## Your objective
Make an exact copy of the lines, leaving the pictures out.

(Dataset records)
== == ==

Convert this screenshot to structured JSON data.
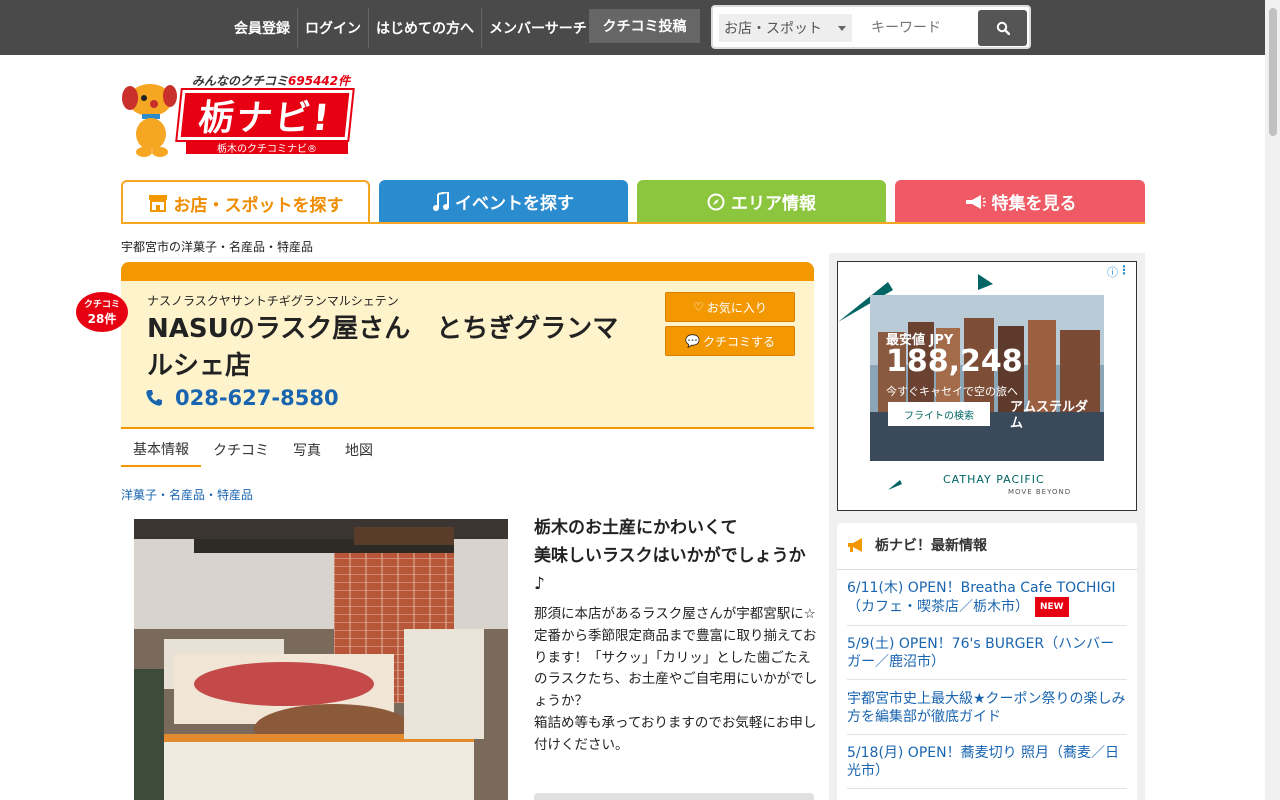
{
  "topnav": {
    "items": [
      "会員登録",
      "ログイン",
      "はじめての方へ",
      "メンバーサーチ"
    ],
    "review_post": "クチコミ投稿",
    "search_select": "お店・スポット",
    "search_placeholder": "キーワード"
  },
  "logo": {
    "count_prefix": "みんなのクチコミ",
    "count": "695442件",
    "title": "栃ナビ!",
    "subtitle": "栃木のクチコミナビ®"
  },
  "tabs": [
    {
      "label": "お店・スポットを探す",
      "icon": "shop-icon",
      "color": "#f39800"
    },
    {
      "label": "イベントを探す",
      "icon": "music-note-icon",
      "color": "#2b8bcf"
    },
    {
      "label": "エリア情報",
      "icon": "compass-icon",
      "color": "#8cc63f"
    },
    {
      "label": "特集を見る",
      "icon": "megaphone-icon",
      "color": "#ef5a64"
    }
  ],
  "breadcrumb": "宇都宮市の洋菓子・名産品・特産品",
  "shop": {
    "badge_top": "クチコミ",
    "badge_count": "28件",
    "kana": "ナスノラスクヤサントチギグランマルシェテン",
    "name": "NASUのラスク屋さん　とちぎグランマルシェ店",
    "phone": "028-627-8580",
    "fav_label": "お気に入り",
    "review_label": "クチコミする"
  },
  "subtabs": [
    "基本情報",
    "クチコミ",
    "写真",
    "地図"
  ],
  "category": "洋菓子・名産品・特産品",
  "description": {
    "title_line1": "栃木のお土産にかわいくて",
    "title_line2": "美味しいラスクはいかがでしょうか♪",
    "body_line1": "那須に本店があるラスク屋さんが宇都宮駅に☆",
    "body_line2": "定番から季節限定商品まで豊富に取り揃えております！「サクッ」「カリッ」とした歯ごたえのラスクたち、お土産やご自宅用にいかがでしょうか？",
    "body_line3": "箱詰め等も承っておりますのでお気軽にお申し付けください。"
  },
  "ad": {
    "label": "最安値 JPY",
    "price": "188,248",
    "tagline": "今すぐキャセイで空の旅へ",
    "button": "フライトの検索",
    "destination": "アムステルダム",
    "brand": "CATHAY PACIFIC",
    "brand_sub": "MOVE BEYOND"
  },
  "news": {
    "heading": "栃ナビ！最新情報",
    "items": [
      {
        "text": "6/11(木) OPEN！Breatha Cafe TOCHIGI（カフェ・喫茶店／栃木市）",
        "badge": "NEW"
      },
      {
        "text": "5/9(土) OPEN！76's BURGER（ハンバーガー／鹿沼市）"
      },
      {
        "text": "宇都宮市史上最大級★クーポン祭りの楽しみ方を編集部が徹底ガイド"
      },
      {
        "text": "5/18(月) OPEN！蕎麦切り 照月（蕎麦／日光市）"
      }
    ]
  }
}
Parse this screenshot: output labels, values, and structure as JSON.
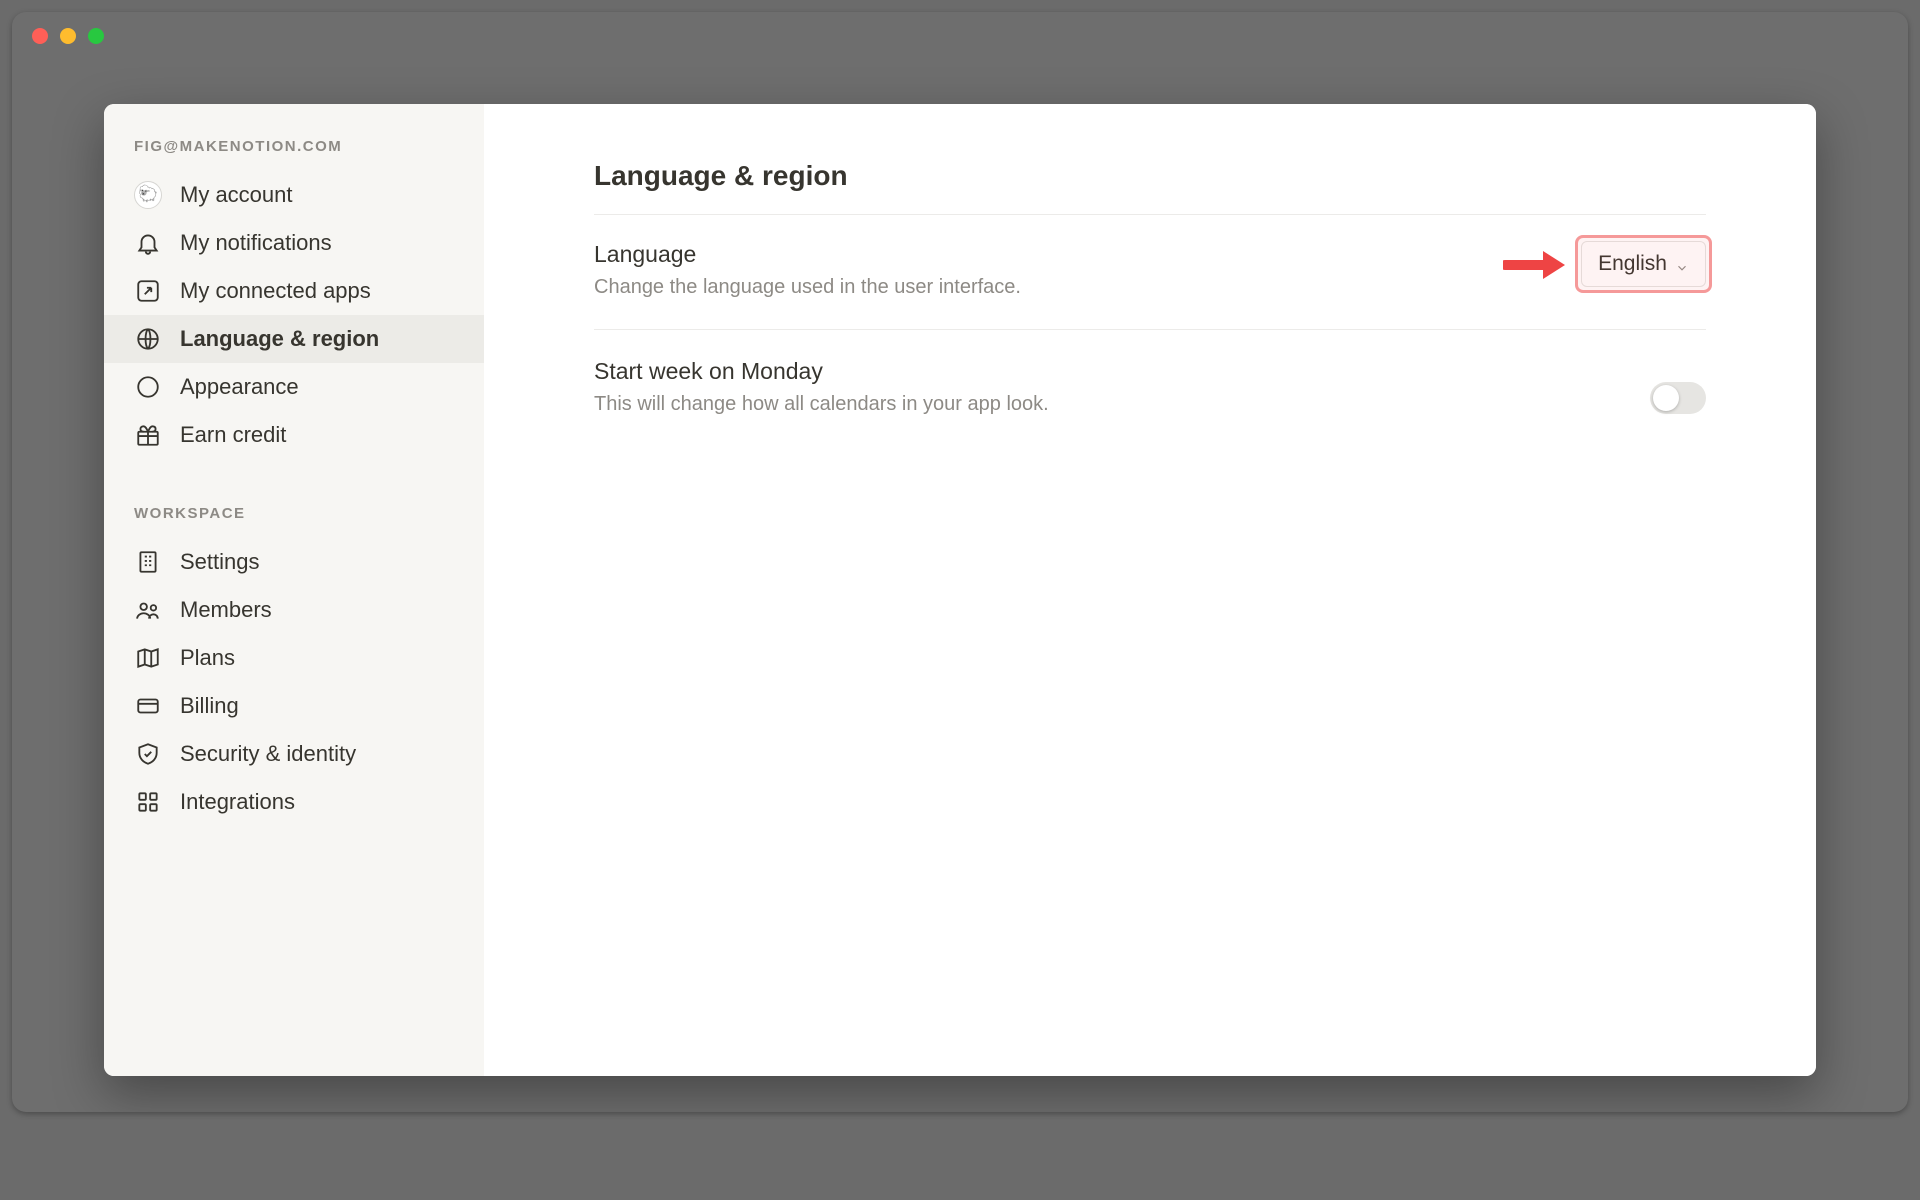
{
  "sidebar": {
    "account_email": "FIG@MAKENOTION.COM",
    "items_account": [
      {
        "label": "My account"
      },
      {
        "label": "My notifications"
      },
      {
        "label": "My connected apps"
      },
      {
        "label": "Language & region"
      },
      {
        "label": "Appearance"
      },
      {
        "label": "Earn credit"
      }
    ],
    "workspace_label": "WORKSPACE",
    "items_workspace": [
      {
        "label": "Settings"
      },
      {
        "label": "Members"
      },
      {
        "label": "Plans"
      },
      {
        "label": "Billing"
      },
      {
        "label": "Security & identity"
      },
      {
        "label": "Integrations"
      }
    ]
  },
  "main": {
    "title": "Language & region",
    "language": {
      "title": "Language",
      "sub": "Change the language used in the user interface.",
      "selected": "English"
    },
    "week": {
      "title": "Start week on Monday",
      "sub": "This will change how all calendars in your app look.",
      "enabled": false
    }
  }
}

== == ==

## Complete response
Convert this screenshot to structured JSON data.
{
  "topnav": {
    "items": [
      "会員登録",
      "ログイン",
      "はじめての方へ",
      "メンバーサーチ"
    ],
    "review_post": "クチコミ投稿",
    "search_select": "お店・スポット",
    "search_placeholder": "キーワード"
  },
  "logo": {
    "count_prefix": "みんなのクチコミ",
    "count": "695442件",
    "title": "栃ナビ!",
    "subtitle": "栃木のクチコミナビ®"
  },
  "tabs": [
    {
      "label": "お店・スポットを探す",
      "icon": "shop-icon",
      "color": "#f39800"
    },
    {
      "label": "イベントを探す",
      "icon": "music-note-icon",
      "color": "#2b8bcf"
    },
    {
      "label": "エリア情報",
      "icon": "compass-icon",
      "color": "#8cc63f"
    },
    {
      "label": "特集を見る",
      "icon": "megaphone-icon",
      "color": "#ef5a64"
    }
  ],
  "breadcrumb": "宇都宮市の洋菓子・名産品・特産品",
  "shop": {
    "badge_top": "クチコミ",
    "badge_count": "28件",
    "kana": "ナスノラスクヤサントチギグランマルシェテン",
    "name": "NASUのラスク屋さん　とちぎグランマルシェ店",
    "phone": "028-627-8580",
    "fav_label": "お気に入り",
    "review_label": "クチコミする"
  },
  "subtabs": [
    "基本情報",
    "クチコミ",
    "写真",
    "地図"
  ],
  "category": "洋菓子・名産品・特産品",
  "description": {
    "title_line1": "栃木のお土産にかわいくて",
    "title_line2": "美味しいラスクはいかがでしょうか♪",
    "body_line1": "那須に本店があるラスク屋さんが宇都宮駅に☆",
    "body_line2": "定番から季節限定商品まで豊富に取り揃えております！「サクッ」「カリッ」とした歯ごたえのラスクたち、お土産やご自宅用にいかがでしょうか？",
    "body_line3": "箱詰め等も承っておりますのでお気軽にお申し付けください。"
  },
  "ad": {
    "label": "最安値 JPY",
    "price": "188,248",
    "tagline": "今すぐキャセイで空の旅へ",
    "button": "フライトの検索",
    "destination": "アムステルダム",
    "brand": "CATHAY PACIFIC",
    "brand_sub": "MOVE BEYOND"
  },
  "news": {
    "heading": "栃ナビ！最新情報",
    "items": [
      {
        "text": "6/11(木) OPEN！Breatha Cafe TOCHIGI（カフェ・喫茶店／栃木市）",
        "badge": "NEW"
      },
      {
        "text": "5/9(土) OPEN！76's BURGER（ハンバーガー／鹿沼市）"
      },
      {
        "text": "宇都宮市史上最大級★クーポン祭りの楽しみ方を編集部が徹底ガイド"
      },
      {
        "text": "5/18(月) OPEN！蕎麦切り 照月（蕎麦／日光市）"
      }
    ]
  }
}
Parse this screenshot: output labels, values, and structure as JSON.
{
  "sidebar": {
    "account_email": "FIG@MAKENOTION.COM",
    "items_account": [
      {
        "label": "My account"
      },
      {
        "label": "My notifications"
      },
      {
        "label": "My connected apps"
      },
      {
        "label": "Language & region"
      },
      {
        "label": "Appearance"
      },
      {
        "label": "Earn credit"
      }
    ],
    "workspace_label": "WORKSPACE",
    "items_workspace": [
      {
        "label": "Settings"
      },
      {
        "label": "Members"
      },
      {
        "label": "Plans"
      },
      {
        "label": "Billing"
      },
      {
        "label": "Security & identity"
      },
      {
        "label": "Integrations"
      }
    ]
  },
  "main": {
    "title": "Language & region",
    "language": {
      "title": "Language",
      "sub": "Change the language used in the user interface.",
      "selected": "English"
    },
    "week": {
      "title": "Start week on Monday",
      "sub": "This will change how all calendars in your app look.",
      "enabled": false
    }
  }
}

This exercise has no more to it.